======== Task data

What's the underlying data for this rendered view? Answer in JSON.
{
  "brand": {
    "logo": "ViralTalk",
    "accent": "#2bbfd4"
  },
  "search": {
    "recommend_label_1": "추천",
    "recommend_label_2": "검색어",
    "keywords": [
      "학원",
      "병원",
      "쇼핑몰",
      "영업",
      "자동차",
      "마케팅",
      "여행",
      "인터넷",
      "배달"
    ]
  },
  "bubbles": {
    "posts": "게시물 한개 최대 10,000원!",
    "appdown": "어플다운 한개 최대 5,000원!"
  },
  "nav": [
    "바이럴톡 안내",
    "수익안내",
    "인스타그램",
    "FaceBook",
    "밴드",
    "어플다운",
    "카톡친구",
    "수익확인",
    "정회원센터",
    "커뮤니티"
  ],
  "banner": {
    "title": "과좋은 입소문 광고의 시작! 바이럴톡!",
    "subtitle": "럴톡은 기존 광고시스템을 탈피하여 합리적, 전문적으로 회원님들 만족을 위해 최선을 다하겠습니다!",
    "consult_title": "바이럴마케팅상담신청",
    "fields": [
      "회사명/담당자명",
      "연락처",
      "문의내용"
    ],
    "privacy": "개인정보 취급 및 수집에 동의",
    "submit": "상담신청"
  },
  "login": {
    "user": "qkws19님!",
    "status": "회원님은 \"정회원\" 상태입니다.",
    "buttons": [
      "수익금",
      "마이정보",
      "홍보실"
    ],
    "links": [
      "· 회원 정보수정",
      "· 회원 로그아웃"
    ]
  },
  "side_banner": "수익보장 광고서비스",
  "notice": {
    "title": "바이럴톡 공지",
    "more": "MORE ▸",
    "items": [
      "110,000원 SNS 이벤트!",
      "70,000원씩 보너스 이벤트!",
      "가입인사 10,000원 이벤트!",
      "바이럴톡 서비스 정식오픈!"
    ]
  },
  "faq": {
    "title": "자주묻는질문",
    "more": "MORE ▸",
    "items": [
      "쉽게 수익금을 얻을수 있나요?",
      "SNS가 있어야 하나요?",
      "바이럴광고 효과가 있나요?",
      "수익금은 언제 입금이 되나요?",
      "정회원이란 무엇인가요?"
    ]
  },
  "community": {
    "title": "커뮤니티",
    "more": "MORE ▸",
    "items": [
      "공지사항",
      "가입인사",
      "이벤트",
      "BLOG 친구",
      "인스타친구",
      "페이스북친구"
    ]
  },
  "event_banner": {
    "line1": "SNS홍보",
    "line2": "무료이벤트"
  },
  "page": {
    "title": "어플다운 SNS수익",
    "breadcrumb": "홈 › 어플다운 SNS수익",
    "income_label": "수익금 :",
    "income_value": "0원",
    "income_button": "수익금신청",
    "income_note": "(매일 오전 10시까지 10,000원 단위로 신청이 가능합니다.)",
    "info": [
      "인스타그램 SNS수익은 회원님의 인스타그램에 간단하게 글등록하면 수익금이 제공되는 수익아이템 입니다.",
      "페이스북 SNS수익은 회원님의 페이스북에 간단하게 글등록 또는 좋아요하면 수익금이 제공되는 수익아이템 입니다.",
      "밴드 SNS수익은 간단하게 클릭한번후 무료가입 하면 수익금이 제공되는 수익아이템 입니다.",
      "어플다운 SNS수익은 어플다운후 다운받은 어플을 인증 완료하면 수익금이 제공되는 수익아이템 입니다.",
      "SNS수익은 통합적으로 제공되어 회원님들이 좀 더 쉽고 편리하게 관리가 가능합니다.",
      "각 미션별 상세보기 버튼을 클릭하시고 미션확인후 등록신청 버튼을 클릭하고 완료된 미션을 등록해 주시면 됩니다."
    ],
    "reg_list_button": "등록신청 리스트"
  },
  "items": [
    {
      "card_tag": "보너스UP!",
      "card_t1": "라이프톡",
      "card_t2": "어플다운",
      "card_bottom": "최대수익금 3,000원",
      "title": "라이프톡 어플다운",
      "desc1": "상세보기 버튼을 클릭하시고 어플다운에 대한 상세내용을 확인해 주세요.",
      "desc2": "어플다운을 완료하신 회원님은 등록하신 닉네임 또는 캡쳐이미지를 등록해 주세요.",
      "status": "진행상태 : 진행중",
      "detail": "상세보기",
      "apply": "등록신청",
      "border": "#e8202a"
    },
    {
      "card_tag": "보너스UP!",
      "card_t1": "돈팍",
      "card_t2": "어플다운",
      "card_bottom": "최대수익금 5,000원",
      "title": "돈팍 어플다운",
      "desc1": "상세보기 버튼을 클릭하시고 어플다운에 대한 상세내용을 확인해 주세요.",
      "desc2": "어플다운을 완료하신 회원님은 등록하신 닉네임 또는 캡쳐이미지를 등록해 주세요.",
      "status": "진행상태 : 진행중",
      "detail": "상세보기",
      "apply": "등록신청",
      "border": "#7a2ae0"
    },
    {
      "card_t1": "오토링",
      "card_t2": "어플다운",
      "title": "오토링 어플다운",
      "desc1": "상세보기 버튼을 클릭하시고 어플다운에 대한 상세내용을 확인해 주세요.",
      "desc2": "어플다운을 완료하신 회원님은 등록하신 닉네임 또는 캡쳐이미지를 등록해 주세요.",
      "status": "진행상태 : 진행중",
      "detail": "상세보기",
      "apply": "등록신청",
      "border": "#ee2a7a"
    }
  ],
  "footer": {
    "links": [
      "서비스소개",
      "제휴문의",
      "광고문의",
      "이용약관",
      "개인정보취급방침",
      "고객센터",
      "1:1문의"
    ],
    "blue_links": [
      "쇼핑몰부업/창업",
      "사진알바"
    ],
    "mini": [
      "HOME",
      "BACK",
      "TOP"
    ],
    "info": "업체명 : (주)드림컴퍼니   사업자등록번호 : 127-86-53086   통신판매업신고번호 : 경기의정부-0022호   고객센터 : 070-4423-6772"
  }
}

================

__Task requirements__
Copy out each line of the entries that holds "가능합니다".

__The answer__
    "income_note": "(매일 오전 10시까지 10,000원 단위로 신청이 가능합니다.)",
      "SNS수익은 통합적으로 제공되어 회원님들이 좀 더 쉽고 편리하게 관리가 가능합니다.",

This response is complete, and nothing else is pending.